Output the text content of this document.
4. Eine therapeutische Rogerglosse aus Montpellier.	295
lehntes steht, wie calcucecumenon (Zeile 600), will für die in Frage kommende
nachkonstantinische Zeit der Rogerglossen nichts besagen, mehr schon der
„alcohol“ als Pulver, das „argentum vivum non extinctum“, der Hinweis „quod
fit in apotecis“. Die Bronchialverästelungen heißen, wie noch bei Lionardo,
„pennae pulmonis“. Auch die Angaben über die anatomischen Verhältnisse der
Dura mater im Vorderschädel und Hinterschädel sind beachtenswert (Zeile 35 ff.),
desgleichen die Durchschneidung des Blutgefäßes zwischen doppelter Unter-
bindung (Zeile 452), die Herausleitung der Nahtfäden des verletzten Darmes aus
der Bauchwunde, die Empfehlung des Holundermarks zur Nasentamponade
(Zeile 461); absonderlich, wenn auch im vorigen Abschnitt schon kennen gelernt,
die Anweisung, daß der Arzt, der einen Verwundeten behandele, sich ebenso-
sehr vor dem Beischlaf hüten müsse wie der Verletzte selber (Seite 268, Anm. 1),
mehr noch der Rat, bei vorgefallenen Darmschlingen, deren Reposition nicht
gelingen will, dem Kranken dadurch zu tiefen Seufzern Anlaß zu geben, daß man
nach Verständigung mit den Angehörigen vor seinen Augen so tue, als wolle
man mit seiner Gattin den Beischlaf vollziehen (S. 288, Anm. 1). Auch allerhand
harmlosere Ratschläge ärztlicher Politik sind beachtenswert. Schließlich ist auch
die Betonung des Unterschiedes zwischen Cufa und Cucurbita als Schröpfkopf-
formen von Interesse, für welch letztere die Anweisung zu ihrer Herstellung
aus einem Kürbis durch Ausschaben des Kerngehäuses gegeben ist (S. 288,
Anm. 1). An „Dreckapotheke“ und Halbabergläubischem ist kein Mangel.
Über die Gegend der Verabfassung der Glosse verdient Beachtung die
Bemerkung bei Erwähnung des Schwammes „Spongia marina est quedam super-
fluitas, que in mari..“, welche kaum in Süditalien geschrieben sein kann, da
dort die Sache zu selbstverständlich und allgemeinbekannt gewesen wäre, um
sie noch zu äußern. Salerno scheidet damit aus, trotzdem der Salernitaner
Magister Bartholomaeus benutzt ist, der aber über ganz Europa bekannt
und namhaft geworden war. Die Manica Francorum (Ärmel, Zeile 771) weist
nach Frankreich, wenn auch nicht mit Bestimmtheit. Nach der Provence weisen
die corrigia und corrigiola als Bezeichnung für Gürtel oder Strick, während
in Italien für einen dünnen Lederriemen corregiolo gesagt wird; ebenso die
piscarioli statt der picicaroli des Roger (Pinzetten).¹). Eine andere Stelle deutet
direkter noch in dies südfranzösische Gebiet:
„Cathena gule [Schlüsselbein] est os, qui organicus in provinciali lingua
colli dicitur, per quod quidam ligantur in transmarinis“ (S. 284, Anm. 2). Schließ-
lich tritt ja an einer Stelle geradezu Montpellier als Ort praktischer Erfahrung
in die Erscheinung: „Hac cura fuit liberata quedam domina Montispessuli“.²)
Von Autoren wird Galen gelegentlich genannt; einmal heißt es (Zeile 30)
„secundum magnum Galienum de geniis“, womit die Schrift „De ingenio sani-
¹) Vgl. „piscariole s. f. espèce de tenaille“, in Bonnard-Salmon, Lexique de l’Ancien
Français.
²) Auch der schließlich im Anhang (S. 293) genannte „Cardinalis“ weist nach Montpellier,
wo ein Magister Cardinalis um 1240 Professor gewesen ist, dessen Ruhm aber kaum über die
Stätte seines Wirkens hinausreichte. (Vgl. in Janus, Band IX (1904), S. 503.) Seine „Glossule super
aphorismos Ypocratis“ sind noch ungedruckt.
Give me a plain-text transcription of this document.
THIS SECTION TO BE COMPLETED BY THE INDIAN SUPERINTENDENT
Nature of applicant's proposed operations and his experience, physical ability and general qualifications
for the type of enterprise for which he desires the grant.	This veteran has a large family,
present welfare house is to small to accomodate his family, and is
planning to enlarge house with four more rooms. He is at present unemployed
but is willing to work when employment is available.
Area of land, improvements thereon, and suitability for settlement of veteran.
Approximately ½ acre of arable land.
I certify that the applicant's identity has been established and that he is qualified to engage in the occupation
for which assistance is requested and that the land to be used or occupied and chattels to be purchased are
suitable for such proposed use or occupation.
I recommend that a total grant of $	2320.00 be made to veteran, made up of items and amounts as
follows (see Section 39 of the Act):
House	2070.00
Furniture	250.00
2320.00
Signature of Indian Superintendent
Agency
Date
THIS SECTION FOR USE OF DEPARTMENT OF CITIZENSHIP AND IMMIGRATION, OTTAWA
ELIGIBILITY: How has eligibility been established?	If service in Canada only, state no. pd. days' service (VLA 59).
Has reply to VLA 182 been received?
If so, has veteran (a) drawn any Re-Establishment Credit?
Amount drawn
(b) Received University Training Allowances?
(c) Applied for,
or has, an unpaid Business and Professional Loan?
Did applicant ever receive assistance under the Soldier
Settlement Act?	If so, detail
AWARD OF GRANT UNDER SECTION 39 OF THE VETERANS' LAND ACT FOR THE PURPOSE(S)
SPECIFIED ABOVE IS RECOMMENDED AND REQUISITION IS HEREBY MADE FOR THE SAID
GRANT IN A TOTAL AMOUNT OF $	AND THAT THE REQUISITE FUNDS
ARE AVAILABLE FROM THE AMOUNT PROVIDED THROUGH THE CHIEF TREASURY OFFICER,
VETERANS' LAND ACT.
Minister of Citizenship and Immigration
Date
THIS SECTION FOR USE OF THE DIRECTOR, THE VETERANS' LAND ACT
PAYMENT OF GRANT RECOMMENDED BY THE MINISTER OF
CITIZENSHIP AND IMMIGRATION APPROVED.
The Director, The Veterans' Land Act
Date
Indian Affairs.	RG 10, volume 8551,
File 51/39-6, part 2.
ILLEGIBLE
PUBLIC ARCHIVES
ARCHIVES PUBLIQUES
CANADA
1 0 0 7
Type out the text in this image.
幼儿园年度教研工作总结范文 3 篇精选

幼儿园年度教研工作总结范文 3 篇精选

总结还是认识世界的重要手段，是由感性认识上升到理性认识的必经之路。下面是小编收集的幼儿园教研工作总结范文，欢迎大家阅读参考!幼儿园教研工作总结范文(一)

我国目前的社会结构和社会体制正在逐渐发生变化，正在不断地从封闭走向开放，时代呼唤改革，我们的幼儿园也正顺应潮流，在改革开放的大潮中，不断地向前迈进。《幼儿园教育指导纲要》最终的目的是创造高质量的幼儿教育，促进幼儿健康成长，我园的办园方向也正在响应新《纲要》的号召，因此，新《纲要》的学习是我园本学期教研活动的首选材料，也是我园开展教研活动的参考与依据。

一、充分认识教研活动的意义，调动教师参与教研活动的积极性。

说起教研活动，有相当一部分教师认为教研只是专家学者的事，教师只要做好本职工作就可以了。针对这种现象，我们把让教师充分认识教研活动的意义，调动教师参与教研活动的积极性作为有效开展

§ §

* _WORK TO BE COMPLETED_
Repeat the material above in full, keeping every word.

* _RESPONSE BELOW_
Output the text content of this document.
4. Eine therapeutische Rogerglosse aus Montpellier.	295
lehntes steht, wie calcucecumenon (Zeile 600), will für die in Frage kommende
nachkonstantinische Zeit der Rogerglossen nichts besagen, mehr schon der
„alcohol“ als Pulver, das „argentum vivum non extinctum“, der Hinweis „quod
fit in apotecis“. Die Bronchialverästelungen heißen, wie noch bei Lionardo,
„pennae pulmonis“. Auch die Angaben über die anatomischen Verhältnisse der
Dura mater im Vorderschädel und Hinterschädel sind beachtenswert (Zeile 35 ff.),
desgleichen die Durchschneidung des Blutgefäßes zwischen doppelter Unter-
bindung (Zeile 452), die Herausleitung der Nahtfäden des verletzten Darmes aus
der Bauchwunde, die Empfehlung des Holundermarks zur Nasentamponade
(Zeile 461); absonderlich, wenn auch im vorigen Abschnitt schon kennen gelernt,
die Anweisung, daß der Arzt, der einen Verwundeten behandele, sich ebenso-
sehr vor dem Beischlaf hüten müsse wie der Verletzte selber (Seite 268, Anm. 1),
mehr noch der Rat, bei vorgefallenen Darmschlingen, deren Reposition nicht
gelingen will, dem Kranken dadurch zu tiefen Seufzern Anlaß zu geben, daß man
nach Verständigung mit den Angehörigen vor seinen Augen so tue, als wolle
man mit seiner Gattin den Beischlaf vollziehen (S. 288, Anm. 1). Auch allerhand
harmlosere Ratschläge ärztlicher Politik sind beachtenswert. Schließlich ist auch
die Betonung des Unterschiedes zwischen Cufa und Cucurbita als Schröpfkopf-
formen von Interesse, für welch letztere die Anweisung zu ihrer Herstellung
aus einem Kürbis durch Ausschaben des Kerngehäuses gegeben ist (S. 288,
Anm. 1). An „Dreckapotheke“ und Halbabergläubischem ist kein Mangel.
Über die Gegend der Verabfassung der Glosse verdient Beachtung die
Bemerkung bei Erwähnung des Schwammes „Spongia marina est quedam super-
fluitas, que in mari..“, welche kaum in Süditalien geschrieben sein kann, da
dort die Sache zu selbstverständlich und allgemeinbekannt gewesen wäre, um
sie noch zu äußern. Salerno scheidet damit aus, trotzdem der Salernitaner
Magister Bartholomaeus benutzt ist, der aber über ganz Europa bekannt
und namhaft geworden war. Die Manica Francorum (Ärmel, Zeile 771) weist
nach Frankreich, wenn auch nicht mit Bestimmtheit. Nach der Provence weisen
die corrigia und corrigiola als Bezeichnung für Gürtel oder Strick, während
in Italien für einen dünnen Lederriemen corregiolo gesagt wird; ebenso die
piscarioli statt der picicaroli des Roger (Pinzetten).¹). Eine andere Stelle deutet
direkter noch in dies südfranzösische Gebiet:
„Cathena gule [Schlüsselbein] est os, qui organicus in provinciali lingua
colli dicitur, per quod quidam ligantur in transmarinis“ (S. 284, Anm. 2). Schließ-
lich tritt ja an einer Stelle geradezu Montpellier als Ort praktischer Erfahrung
in die Erscheinung: „Hac cura fuit liberata quedam domina Montispessuli“.²)
Von Autoren wird Galen gelegentlich genannt; einmal heißt es (Zeile 30)
„secundum magnum Galienum de geniis“, womit die Schrift „De ingenio sani-
¹) Vgl. „piscariole s. f. espèce de tenaille“, in Bonnard-Salmon, Lexique de l’Ancien
Français.
²) Auch der schließlich im Anhang (S. 293) genannte „Cardinalis“ weist nach Montpellier,
wo ein Magister Cardinalis um 1240 Professor gewesen ist, dessen Ruhm aber kaum über die
Stätte seines Wirkens hinausreichte. (Vgl. in Janus, Band IX (1904), S. 503.) Seine „Glossule super
aphorismos Ypocratis“ sind noch ungedruckt.
Give me a plain-text transcription of this document.
THIS SECTION TO BE COMPLETED BY THE INDIAN SUPERINTENDENT
Nature of applicant's proposed operations and his experience, physical ability and general qualifications
for the type of enterprise for which he desires the grant.	This veteran has a large family,
present welfare house is to small to accomodate his family, and is
planning to enlarge house with four more rooms. He is at present unemployed
but is willing to work when employment is available.
Area of land, improvements thereon, and suitability for settlement of veteran.
Approximately ½ acre of arable land.
I certify that the applicant's identity has been established and that he is qualified to engage in the occupation
for which assistance is requested and that the land to be used or occupied and chattels to be purchased are
suitable for such proposed use or occupation.
I recommend that a total grant of $	2320.00 be made to veteran, made up of items and amounts as
follows (see Section 39 of the Act):
House	2070.00
Furniture	250.00
2320.00
Signature of Indian Superintendent
Agency
Date
THIS SECTION FOR USE OF DEPARTMENT OF CITIZENSHIP AND IMMIGRATION, OTTAWA
ELIGIBILITY: How has eligibility been established?	If service in Canada only, state no. pd. days' service (VLA 59).
Has reply to VLA 182 been received?
If so, has veteran (a) drawn any Re-Establishment Credit?
Amount drawn
(b) Received University Training Allowances?
(c) Applied for,
or has, an unpaid Business and Professional Loan?
Did applicant ever receive assistance under the Soldier
Settlement Act?	If so, detail
AWARD OF GRANT UNDER SECTION 39 OF THE VETERANS' LAND ACT FOR THE PURPOSE(S)
SPECIFIED ABOVE IS RECOMMENDED AND REQUISITION IS HEREBY MADE FOR THE SAID
GRANT IN A TOTAL AMOUNT OF $	AND THAT THE REQUISITE FUNDS
ARE AVAILABLE FROM THE AMOUNT PROVIDED THROUGH THE CHIEF TREASURY OFFICER,
VETERANS' LAND ACT.
Minister of Citizenship and Immigration
Date
THIS SECTION FOR USE OF THE DIRECTOR, THE VETERANS' LAND ACT
PAYMENT OF GRANT RECOMMENDED BY THE MINISTER OF
CITIZENSHIP AND IMMIGRATION APPROVED.
The Director, The Veterans' Land Act
Date
Indian Affairs.	RG 10, volume 8551,
File 51/39-6, part 2.
ILLEGIBLE
PUBLIC ARCHIVES
ARCHIVES PUBLIQUES
CANADA
1 0 0 7
Type out the text in this image.
幼儿园年度教研工作总结范文 3 篇精选

幼儿园年度教研工作总结范文 3 篇精选

总结还是认识世界的重要手段，是由感性认识上升到理性认识的必经之路。下面是小编收集的幼儿园教研工作总结范文，欢迎大家阅读参考!幼儿园教研工作总结范文(一)

我国目前的社会结构和社会体制正在逐渐发生变化，正在不断地从封闭走向开放，时代呼唤改革，我们的幼儿园也正顺应潮流，在改革开放的大潮中，不断地向前迈进。《幼儿园教育指导纲要》最终的目的是创造高质量的幼儿教育，促进幼儿健康成长，我园的办园方向也正在响应新《纲要》的号召，因此，新《纲要》的学习是我园本学期教研活动的首选材料，也是我园开展教研活动的参考与依据。

一、充分认识教研活动的意义，调动教师参与教研活动的积极性。

说起教研活动，有相当一部分教师认为教研只是专家学者的事，教师只要做好本职工作就可以了。针对这种现象，我们把让教师充分认识教研活动的意义，调动教师参与教研活动的积极性作为有效开展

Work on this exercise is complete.